## [EXTRACTED DATA]
* * *

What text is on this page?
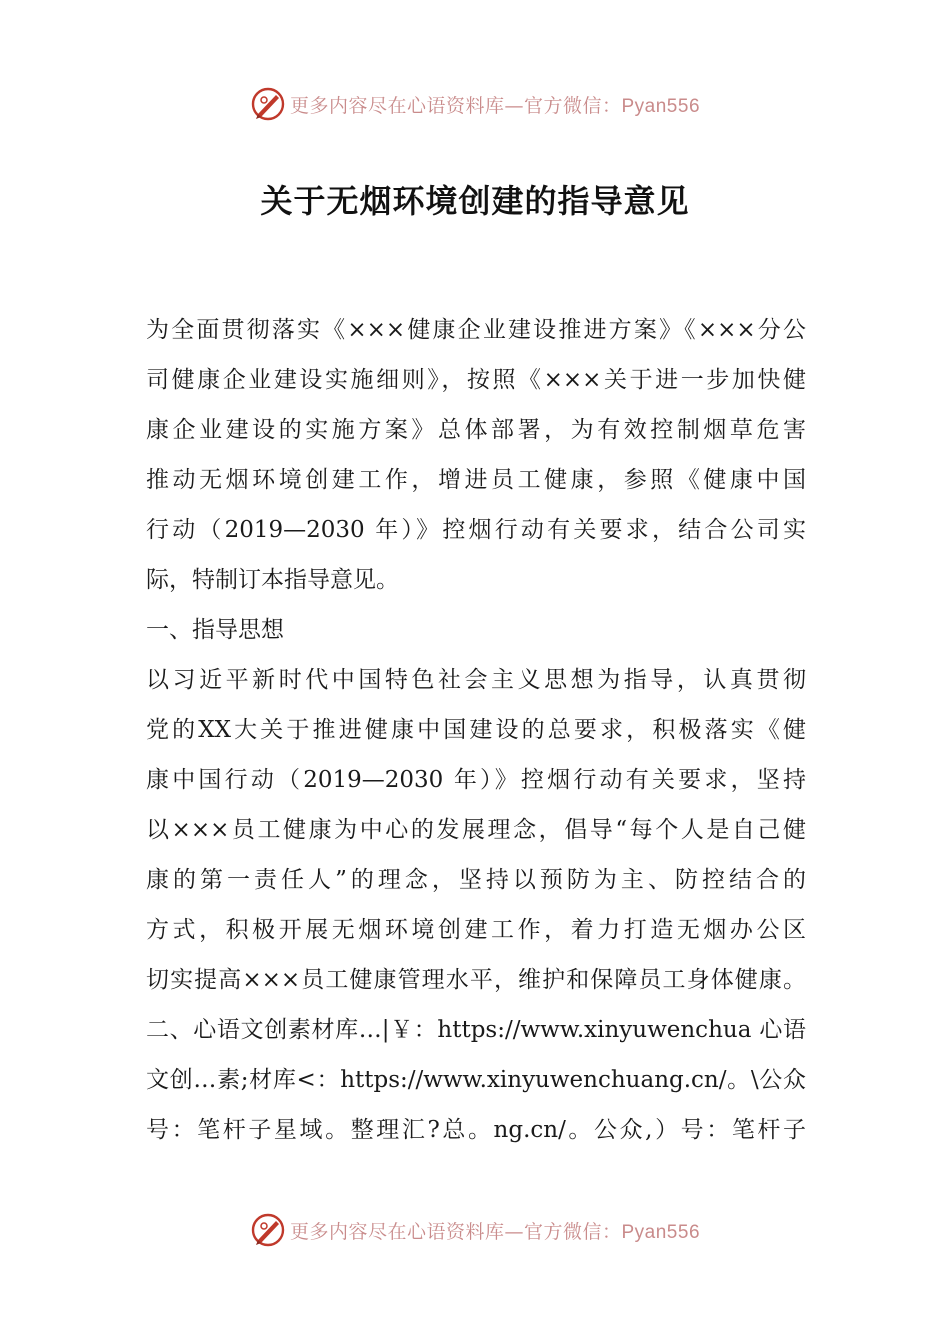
更多内容尽在心语资料库—官方微信：Pyan556
关于无烟环境创建的指导意见
为全面贯彻落实《×××健康企业建设推进方案》《×××分公
司健康企业建设实施细则》，按照《×××关于进一步加快健
康企业建设的实施方案》总体部署，为有效控制烟草危害
推动无烟环境创建工作，增进员工健康，参照《健康中国
行动（2019—2030 年）》控烟行动有关要求，结合公司实
际，特制订本指导意见。
一、指导思想
以习近平新时代中国特色社会主义思想为指导，认真贯彻
党的XX大关于推进健康中国建设的总要求，积极落实《健
康中国行动（2019—2030 年）》控烟行动有关要求，坚持
以×××员工健康为中心的发展理念，倡导“每个人是自己健
康的第一责任人”的理念，坚持以预防为主、防控结合的
方式，积极开展无烟环境创建工作，着力打造无烟办公区
切实提高×××员工健康管理水平，维护和保障员工身体健康。
二、心语文创素材库…|￥：https://www.xinyuwenchua 心语
文创…素;材库<：https://www.xinyuwenchuang.cn/。\公众
号：笔杆子星域。整理汇?总。ng.cn/。公众,）号：笔杆子
更多内容尽在心语资料库—官方微信：Pyan556
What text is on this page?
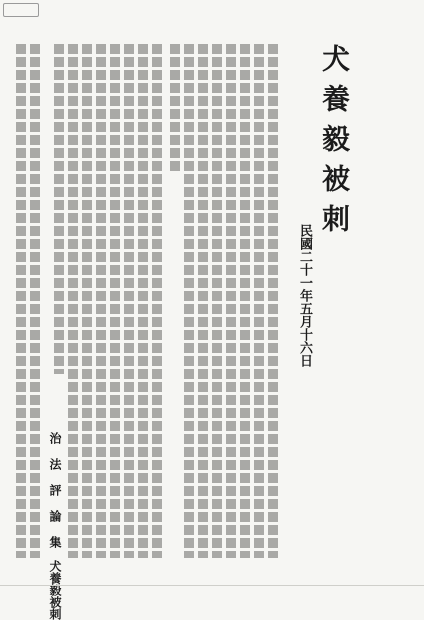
犬養毅被刺
民國二十一年五月十六日
治 法 評 論 集　犬養毅被刺
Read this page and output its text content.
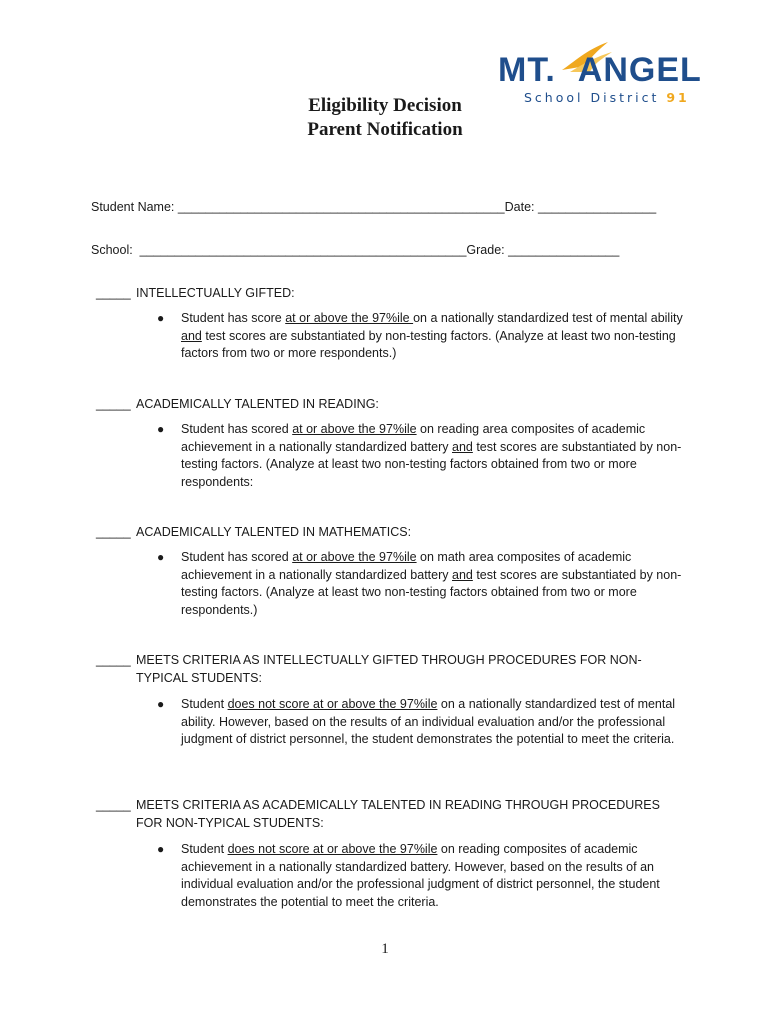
MT. ANGEL
School District 91
Eligibility Decision
Parent Notification
Student Name: _______________________________________________Date: _________________
School: _______________________________________________Grade: ________________
_____ INTELLECTUALLY GIFTED:
● Student has score at or above the 97%ile on a nationally standardized test of mental ability and test scores are substantiated by non-testing factors. (Analyze at least two non-testing factors from two or more respondents.)
_____ ACADEMICALLY TALENTED IN READING:
● Student has scored at or above the 97%ile on reading area composites of academic achievement in a nationally standardized battery and test scores are substantiated by non-testing factors. (Analyze at least two non-testing factors obtained from two or more respondents:
_____ ACADEMICALLY TALENTED IN MATHEMATICS:
● Student has scored at or above the 97%ile on math area composites of academic achievement in a nationally standardized battery and test scores are substantiated by non-testing factors. (Analyze at least two non-testing factors obtained from two or more respondents.)
_____ MEETS CRITERIA AS INTELLECTUALLY GIFTED THROUGH PROCEDURES FOR NON-TYPICAL STUDENTS:
● Student does not score at or above the 97%ile on a nationally standardized test of mental ability. However, based on the results of an individual evaluation and/or the professional judgment of district personnel, the student demonstrates the potential to meet the criteria.
_____ MEETS CRITERIA AS ACADEMICALLY TALENTED IN READING THROUGH PROCEDURES FOR NON-TYPICAL STUDENTS:
● Student does not score at or above the 97%ile on reading composites of academic achievement in a nationally standardized battery. However, based on the results of an individual evaluation and/or the professional judgment of district personnel, the student demonstrates the potential to meet the criteria.
1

* * *

## [WRITTEN INSTRUCTION]
Copy out all of the material exactly as written, without its pictures.

## [ANSWER TO THE TASK]
What text is on this page?
更多内容尽在心语资料库—官方微信：Pyan556
关于无烟环境创建的指导意见
为全面贯彻落实《×××健康企业建设推进方案》《×××分公
司健康企业建设实施细则》，按照《×××关于进一步加快健
康企业建设的实施方案》总体部署，为有效控制烟草危害
推动无烟环境创建工作，增进员工健康，参照《健康中国
行动（2019—2030 年）》控烟行动有关要求，结合公司实
际，特制订本指导意见。
一、指导思想
以习近平新时代中国特色社会主义思想为指导，认真贯彻
党的XX大关于推进健康中国建设的总要求，积极落实《健
康中国行动（2019—2030 年）》控烟行动有关要求，坚持
以×××员工健康为中心的发展理念，倡导“每个人是自己健
康的第一责任人”的理念，坚持以预防为主、防控结合的
方式，积极开展无烟环境创建工作，着力打造无烟办公区
切实提高×××员工健康管理水平，维护和保障员工身体健康。
二、心语文创素材库…|￥：https://www.xinyuwenchua 心语
文创…素;材库<：https://www.xinyuwenchuang.cn/。\公众
号：笔杆子星域。整理汇?总。ng.cn/。公众,）号：笔杆子
更多内容尽在心语资料库—官方微信：Pyan556
What text is on this page?
犬養毅被刺
民國二十一年五月十六日
治 法 評 論 集　犬養毅被刺
Read this page and output its text content.
MT. ANGEL
School District 91
Eligibility Decision
Parent Notification
Student Name: _______________________________________________Date: _________________
School: _______________________________________________Grade: ________________
_____ INTELLECTUALLY GIFTED:
● Student has score at or above the 97%ile on a nationally standardized test of mental ability and test scores are substantiated by non-testing factors. (Analyze at least two non-testing factors from two or more respondents.)
_____ ACADEMICALLY TALENTED IN READING:
● Student has scored at or above the 97%ile on reading area composites of academic achievement in a nationally standardized battery and test scores are substantiated by non-testing factors. (Analyze at least two non-testing factors obtained from two or more respondents:
_____ ACADEMICALLY TALENTED IN MATHEMATICS:
● Student has scored at or above the 97%ile on math area composites of academic achievement in a nationally standardized battery and test scores are substantiated by non-testing factors. (Analyze at least two non-testing factors obtained from two or more respondents.)
_____ MEETS CRITERIA AS INTELLECTUALLY GIFTED THROUGH PROCEDURES FOR NON-TYPICAL STUDENTS:
● Student does not score at or above the 97%ile on a nationally standardized test of mental ability. However, based on the results of an individual evaluation and/or the professional judgment of district personnel, the student demonstrates the potential to meet the criteria.
_____ MEETS CRITERIA AS ACADEMICALLY TALENTED IN READING THROUGH PROCEDURES FOR NON-TYPICAL STUDENTS:
● Student does not score at or above the 97%ile on reading composites of academic achievement in a nationally standardized battery. However, based on the results of an individual evaluation and/or the professional judgment of district personnel, the student demonstrates the potential to meet the criteria.
1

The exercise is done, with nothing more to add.